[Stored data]

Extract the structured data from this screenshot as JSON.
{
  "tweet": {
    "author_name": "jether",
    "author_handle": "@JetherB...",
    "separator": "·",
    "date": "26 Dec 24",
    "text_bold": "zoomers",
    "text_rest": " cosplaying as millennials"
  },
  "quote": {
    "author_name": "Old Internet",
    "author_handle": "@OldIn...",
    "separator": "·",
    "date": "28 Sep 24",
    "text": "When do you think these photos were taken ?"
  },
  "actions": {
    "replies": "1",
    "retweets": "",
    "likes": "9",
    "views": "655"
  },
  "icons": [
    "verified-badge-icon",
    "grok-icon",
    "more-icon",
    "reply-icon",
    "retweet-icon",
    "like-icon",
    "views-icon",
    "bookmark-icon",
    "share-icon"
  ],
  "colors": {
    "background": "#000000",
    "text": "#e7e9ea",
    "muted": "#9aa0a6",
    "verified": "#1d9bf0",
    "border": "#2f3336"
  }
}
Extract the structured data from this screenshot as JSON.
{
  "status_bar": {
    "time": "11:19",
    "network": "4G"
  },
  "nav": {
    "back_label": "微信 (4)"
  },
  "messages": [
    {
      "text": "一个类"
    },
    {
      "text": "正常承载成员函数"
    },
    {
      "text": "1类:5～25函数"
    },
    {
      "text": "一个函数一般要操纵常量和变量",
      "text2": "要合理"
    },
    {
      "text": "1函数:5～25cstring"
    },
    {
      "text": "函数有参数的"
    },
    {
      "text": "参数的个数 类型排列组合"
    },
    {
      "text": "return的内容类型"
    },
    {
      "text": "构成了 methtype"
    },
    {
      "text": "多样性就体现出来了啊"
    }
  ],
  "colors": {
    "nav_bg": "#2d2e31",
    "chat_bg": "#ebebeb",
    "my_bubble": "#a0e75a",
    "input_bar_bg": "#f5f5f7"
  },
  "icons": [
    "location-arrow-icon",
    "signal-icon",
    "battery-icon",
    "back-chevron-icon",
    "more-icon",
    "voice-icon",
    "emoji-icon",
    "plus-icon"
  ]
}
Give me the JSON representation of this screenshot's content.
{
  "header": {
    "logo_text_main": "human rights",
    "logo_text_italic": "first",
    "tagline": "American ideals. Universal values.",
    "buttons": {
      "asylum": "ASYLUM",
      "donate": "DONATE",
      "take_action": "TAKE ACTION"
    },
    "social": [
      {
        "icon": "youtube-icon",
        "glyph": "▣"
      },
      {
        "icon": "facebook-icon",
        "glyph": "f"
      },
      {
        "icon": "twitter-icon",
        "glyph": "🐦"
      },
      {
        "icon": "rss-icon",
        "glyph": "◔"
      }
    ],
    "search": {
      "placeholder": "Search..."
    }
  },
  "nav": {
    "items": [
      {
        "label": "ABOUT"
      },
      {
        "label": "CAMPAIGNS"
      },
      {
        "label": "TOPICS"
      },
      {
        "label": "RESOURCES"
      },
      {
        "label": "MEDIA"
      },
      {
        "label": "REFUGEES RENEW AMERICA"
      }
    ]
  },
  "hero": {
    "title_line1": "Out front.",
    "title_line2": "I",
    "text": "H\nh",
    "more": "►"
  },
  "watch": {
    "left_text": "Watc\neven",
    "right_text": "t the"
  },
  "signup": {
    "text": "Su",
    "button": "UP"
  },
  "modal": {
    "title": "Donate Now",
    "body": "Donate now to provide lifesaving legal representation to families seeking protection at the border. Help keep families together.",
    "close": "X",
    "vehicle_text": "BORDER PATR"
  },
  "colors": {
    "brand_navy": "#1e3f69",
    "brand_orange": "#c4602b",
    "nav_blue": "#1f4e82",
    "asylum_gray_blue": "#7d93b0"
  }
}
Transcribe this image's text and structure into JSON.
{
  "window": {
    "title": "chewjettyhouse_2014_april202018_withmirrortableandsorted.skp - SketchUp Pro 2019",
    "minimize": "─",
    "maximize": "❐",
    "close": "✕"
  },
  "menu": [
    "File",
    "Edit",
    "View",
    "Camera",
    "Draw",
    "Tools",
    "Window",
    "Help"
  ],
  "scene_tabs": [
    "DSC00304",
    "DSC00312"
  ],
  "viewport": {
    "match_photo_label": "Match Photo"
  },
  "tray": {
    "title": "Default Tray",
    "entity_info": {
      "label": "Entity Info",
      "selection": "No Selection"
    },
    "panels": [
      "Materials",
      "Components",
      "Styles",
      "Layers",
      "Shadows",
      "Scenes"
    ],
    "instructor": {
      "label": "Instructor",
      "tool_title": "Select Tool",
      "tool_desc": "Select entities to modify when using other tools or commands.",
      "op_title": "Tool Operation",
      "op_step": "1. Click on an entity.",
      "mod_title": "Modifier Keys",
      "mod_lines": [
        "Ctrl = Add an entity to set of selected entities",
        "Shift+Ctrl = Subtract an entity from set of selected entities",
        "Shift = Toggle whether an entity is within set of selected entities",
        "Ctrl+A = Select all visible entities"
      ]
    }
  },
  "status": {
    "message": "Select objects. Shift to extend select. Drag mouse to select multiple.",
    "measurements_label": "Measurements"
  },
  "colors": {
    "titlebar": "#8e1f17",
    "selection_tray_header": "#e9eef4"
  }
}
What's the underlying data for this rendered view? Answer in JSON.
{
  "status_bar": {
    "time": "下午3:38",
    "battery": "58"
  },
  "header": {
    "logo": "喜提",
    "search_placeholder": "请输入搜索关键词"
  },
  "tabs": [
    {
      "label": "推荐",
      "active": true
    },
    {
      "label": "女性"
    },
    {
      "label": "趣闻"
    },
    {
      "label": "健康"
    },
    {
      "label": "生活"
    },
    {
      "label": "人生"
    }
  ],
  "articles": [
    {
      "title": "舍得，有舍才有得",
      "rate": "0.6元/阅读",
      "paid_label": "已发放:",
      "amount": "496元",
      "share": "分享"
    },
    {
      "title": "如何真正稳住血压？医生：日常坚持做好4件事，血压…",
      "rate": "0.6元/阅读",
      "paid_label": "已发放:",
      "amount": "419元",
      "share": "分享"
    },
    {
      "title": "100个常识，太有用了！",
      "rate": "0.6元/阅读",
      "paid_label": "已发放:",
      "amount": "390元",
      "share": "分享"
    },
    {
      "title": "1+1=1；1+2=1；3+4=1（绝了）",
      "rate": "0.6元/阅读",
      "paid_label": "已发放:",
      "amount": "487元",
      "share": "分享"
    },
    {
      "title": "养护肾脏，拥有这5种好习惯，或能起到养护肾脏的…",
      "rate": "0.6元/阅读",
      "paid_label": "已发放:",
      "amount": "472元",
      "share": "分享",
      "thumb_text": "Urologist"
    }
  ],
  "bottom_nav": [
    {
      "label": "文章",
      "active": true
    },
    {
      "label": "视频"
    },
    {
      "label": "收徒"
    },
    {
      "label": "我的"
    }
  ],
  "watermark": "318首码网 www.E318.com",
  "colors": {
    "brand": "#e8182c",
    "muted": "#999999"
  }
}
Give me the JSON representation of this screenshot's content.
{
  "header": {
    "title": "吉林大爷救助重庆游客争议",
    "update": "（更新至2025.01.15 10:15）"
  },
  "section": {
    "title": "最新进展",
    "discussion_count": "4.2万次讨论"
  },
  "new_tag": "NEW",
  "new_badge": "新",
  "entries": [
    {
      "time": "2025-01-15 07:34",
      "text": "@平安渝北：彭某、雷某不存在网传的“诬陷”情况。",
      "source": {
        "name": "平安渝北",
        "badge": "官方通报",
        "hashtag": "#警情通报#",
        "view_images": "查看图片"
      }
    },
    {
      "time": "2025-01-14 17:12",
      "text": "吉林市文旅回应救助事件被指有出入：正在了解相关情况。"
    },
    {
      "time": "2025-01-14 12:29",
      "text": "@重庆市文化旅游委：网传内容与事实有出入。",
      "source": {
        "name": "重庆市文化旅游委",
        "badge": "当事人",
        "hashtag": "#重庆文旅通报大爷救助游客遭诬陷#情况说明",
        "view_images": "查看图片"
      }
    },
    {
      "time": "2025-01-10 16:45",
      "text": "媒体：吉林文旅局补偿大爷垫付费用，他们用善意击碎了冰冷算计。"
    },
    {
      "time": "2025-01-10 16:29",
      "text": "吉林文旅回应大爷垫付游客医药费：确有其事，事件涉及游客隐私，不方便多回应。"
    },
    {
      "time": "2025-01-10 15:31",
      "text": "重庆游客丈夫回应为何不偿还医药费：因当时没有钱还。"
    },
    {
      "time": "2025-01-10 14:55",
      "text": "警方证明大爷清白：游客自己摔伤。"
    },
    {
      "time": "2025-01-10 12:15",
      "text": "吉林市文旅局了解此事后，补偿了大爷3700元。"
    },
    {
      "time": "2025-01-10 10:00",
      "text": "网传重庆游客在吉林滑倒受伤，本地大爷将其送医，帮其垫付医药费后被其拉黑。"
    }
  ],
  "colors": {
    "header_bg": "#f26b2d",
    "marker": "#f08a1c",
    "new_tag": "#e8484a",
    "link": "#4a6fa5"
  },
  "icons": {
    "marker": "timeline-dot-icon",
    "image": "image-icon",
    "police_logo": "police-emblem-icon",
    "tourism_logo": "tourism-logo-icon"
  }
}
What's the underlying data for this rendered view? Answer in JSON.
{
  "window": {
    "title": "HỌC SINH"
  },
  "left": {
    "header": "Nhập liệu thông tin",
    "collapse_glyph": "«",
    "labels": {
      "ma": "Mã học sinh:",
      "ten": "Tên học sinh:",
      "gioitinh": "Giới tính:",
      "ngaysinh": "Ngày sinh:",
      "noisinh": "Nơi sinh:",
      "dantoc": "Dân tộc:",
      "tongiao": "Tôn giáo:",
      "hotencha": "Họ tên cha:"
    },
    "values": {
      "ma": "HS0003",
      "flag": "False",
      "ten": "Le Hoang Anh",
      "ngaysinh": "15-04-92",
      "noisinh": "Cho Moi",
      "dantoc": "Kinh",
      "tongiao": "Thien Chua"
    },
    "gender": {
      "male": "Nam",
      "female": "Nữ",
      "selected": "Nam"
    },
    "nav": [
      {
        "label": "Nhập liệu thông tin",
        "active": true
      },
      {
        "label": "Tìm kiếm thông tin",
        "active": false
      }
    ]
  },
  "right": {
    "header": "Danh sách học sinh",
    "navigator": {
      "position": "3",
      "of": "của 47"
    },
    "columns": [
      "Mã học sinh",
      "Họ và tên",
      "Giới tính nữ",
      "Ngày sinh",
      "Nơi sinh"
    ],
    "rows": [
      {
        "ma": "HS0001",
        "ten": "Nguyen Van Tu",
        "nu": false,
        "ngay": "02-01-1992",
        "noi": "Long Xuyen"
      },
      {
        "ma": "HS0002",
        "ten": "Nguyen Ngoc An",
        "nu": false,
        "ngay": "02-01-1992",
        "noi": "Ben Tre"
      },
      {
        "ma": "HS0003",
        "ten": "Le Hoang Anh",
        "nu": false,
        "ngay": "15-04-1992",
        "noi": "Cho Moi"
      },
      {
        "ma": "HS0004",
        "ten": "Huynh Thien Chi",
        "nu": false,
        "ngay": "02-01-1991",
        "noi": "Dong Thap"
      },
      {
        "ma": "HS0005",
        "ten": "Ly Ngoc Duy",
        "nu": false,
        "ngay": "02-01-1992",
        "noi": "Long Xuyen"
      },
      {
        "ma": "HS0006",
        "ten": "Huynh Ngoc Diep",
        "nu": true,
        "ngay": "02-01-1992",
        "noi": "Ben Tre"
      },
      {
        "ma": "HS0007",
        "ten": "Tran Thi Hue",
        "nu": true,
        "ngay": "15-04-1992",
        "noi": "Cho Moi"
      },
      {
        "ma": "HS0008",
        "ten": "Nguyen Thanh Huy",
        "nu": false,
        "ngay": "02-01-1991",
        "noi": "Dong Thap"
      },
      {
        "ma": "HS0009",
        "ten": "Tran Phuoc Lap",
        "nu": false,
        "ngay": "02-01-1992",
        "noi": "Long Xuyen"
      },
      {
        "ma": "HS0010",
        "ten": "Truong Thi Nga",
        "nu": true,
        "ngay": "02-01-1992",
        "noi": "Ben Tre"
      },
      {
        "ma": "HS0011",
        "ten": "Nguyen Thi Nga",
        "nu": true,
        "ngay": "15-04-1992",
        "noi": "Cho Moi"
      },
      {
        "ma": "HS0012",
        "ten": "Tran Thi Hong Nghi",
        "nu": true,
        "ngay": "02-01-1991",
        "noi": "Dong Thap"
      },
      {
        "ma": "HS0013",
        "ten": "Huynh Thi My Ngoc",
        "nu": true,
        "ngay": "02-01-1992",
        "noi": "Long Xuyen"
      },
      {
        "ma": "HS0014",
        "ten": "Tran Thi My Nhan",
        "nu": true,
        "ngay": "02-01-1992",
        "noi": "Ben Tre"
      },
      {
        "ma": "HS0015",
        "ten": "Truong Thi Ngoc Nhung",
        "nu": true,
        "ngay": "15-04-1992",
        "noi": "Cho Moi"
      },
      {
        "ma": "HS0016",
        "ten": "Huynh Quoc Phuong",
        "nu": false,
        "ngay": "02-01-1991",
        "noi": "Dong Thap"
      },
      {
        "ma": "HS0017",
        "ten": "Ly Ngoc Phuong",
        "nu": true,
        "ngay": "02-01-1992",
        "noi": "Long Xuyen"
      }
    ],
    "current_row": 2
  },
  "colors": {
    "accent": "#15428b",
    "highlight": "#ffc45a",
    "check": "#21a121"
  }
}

> **EXERCISE DESCRIPTION**:
Only a number is wanted: how many lines of the material above hold "verified"?

> **WRITTEN RESPONSE**:
2